▸ Exercise objective
Looking through the listing that follows, count every line with the string "mean" and state the number alone.

▸ Given information
━━━━━━━━━━━━━━━━

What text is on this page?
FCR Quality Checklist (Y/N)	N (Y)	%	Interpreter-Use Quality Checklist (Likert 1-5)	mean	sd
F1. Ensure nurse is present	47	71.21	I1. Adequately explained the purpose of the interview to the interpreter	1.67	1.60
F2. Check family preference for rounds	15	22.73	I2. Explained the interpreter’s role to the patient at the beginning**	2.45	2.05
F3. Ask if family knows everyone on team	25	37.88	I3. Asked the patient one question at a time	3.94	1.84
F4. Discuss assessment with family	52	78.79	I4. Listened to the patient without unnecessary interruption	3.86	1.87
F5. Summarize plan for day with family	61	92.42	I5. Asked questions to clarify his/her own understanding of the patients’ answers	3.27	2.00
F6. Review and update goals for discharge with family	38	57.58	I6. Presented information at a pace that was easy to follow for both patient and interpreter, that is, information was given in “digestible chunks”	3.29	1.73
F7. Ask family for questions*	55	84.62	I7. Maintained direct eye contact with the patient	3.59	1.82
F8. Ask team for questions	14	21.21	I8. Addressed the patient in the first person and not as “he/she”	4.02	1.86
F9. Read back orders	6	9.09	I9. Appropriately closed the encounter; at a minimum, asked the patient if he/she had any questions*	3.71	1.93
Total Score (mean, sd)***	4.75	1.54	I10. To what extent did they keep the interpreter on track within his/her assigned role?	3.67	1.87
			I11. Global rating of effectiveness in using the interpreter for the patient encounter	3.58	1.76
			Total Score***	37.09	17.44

━━━━━━━━━━━━━━━━

▸ Solution
2